Reproduce the material in full, unchanged.

### GIVEN DATA:

■ ■ ■

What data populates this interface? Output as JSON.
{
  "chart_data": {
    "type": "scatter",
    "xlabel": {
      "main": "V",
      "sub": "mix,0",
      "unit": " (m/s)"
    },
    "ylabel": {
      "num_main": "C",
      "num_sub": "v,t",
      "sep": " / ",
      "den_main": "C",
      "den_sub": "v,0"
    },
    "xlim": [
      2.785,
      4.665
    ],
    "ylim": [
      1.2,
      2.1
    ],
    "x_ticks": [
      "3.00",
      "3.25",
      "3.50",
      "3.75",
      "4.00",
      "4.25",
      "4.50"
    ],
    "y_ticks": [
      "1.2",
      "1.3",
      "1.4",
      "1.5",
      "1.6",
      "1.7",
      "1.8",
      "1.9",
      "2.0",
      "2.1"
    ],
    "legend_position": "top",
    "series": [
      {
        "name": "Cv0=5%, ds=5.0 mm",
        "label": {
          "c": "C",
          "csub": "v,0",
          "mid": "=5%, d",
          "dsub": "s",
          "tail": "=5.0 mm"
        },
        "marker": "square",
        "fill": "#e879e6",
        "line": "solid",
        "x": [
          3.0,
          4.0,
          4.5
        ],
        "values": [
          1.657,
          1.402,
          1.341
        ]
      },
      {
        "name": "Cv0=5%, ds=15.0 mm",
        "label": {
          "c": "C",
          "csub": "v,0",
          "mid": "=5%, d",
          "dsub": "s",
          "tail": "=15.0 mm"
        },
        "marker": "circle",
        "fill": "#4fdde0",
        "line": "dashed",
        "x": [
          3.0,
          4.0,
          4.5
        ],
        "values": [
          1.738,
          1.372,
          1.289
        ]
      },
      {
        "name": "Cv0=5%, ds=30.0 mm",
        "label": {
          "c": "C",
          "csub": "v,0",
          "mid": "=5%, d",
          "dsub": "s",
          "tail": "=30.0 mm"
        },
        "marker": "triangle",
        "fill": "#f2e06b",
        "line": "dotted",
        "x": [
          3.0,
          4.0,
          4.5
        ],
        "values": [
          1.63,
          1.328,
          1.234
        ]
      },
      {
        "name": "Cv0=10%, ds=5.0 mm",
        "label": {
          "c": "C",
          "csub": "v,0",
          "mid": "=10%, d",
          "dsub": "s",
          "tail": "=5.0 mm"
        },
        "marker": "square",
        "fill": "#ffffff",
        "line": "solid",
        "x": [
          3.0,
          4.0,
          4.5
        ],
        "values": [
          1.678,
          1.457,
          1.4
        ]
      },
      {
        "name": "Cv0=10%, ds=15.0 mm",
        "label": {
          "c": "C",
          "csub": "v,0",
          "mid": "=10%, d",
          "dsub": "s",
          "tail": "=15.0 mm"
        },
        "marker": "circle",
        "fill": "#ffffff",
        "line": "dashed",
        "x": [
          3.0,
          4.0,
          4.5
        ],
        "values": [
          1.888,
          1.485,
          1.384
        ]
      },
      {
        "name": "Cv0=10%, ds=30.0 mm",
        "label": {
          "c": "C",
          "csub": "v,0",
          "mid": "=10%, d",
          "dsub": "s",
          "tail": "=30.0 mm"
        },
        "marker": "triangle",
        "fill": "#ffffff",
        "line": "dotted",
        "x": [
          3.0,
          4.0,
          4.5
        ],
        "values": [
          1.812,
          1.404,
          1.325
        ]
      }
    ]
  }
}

■ ■ ■

### SOLUTION FOR THIS EXERCISE:
What data populates this interface? Output as JSON.
{
  "chart_data": {
    "type": "scatter",
    "xlabel": {
      "main": "V",
      "sub": "mix,0",
      "unit": " (m/s)"
    },
    "ylabel": {
      "num_main": "C",
      "num_sub": "v,t",
      "sep": " / ",
      "den_main": "C",
      "den_sub": "v,0"
    },
    "xlim": [
      2.785,
      4.665
    ],
    "ylim": [
      1.2,
      2.1
    ],
    "x_ticks": [
      "3.00",
      "3.25",
      "3.50",
      "3.75",
      "4.00",
      "4.25",
      "4.50"
    ],
    "y_ticks": [
      "1.2",
      "1.3",
      "1.4",
      "1.5",
      "1.6",
      "1.7",
      "1.8",
      "1.9",
      "2.0",
      "2.1"
    ],
    "legend_position": "top",
    "series": [
      {
        "name": "Cv0=5%, ds=5.0 mm",
        "label": {
          "c": "C",
          "csub": "v,0",
          "mid": "=5%, d",
          "dsub": "s",
          "tail": "=5.0 mm"
        },
        "marker": "square",
        "fill": "#e879e6",
        "line": "solid",
        "x": [
          3.0,
          4.0,
          4.5
        ],
        "values": [
          1.657,
          1.402,
          1.341
        ]
      },
      {
        "name": "Cv0=5%, ds=15.0 mm",
        "label": {
          "c": "C",
          "csub": "v,0",
          "mid": "=5%, d",
          "dsub": "s",
          "tail": "=15.0 mm"
        },
        "marker": "circle",
        "fill": "#4fdde0",
        "line": "dashed",
        "x": [
          3.0,
          4.0,
          4.5
        ],
        "values": [
          1.738,
          1.372,
          1.289
        ]
      },
      {
        "name": "Cv0=5%, ds=30.0 mm",
        "label": {
          "c": "C",
          "csub": "v,0",
          "mid": "=5%, d",
          "dsub": "s",
          "tail": "=30.0 mm"
        },
        "marker": "triangle",
        "fill": "#f2e06b",
        "line": "dotted",
        "x": [
          3.0,
          4.0,
          4.5
        ],
        "values": [
          1.63,
          1.328,
          1.234
        ]
      },
      {
        "name": "Cv0=10%, ds=5.0 mm",
        "label": {
          "c": "C",
          "csub": "v,0",
          "mid": "=10%, d",
          "dsub": "s",
          "tail": "=5.0 mm"
        },
        "marker": "square",
        "fill": "#ffffff",
        "line": "solid",
        "x": [
          3.0,
          4.0,
          4.5
        ],
        "values": [
          1.678,
          1.457,
          1.4
        ]
      },
      {
        "name": "Cv0=10%, ds=15.0 mm",
        "label": {
          "c": "C",
          "csub": "v,0",
          "mid": "=10%, d",
          "dsub": "s",
          "tail": "=15.0 mm"
        },
        "marker": "circle",
        "fill": "#ffffff",
        "line": "dashed",
        "x": [
          3.0,
          4.0,
          4.5
        ],
        "values": [
          1.888,
          1.485,
          1.384
        ]
      },
      {
        "name": "Cv0=10%, ds=30.0 mm",
        "label": {
          "c": "C",
          "csub": "v,0",
          "mid": "=10%, d",
          "dsub": "s",
          "tail": "=30.0 mm"
        },
        "marker": "triangle",
        "fill": "#ffffff",
        "line": "dotted",
        "x": [
          3.0,
          4.0,
          4.5
        ],
        "values": [
          1.812,
          1.404,
          1.325
        ]
      }
    ]
  }
}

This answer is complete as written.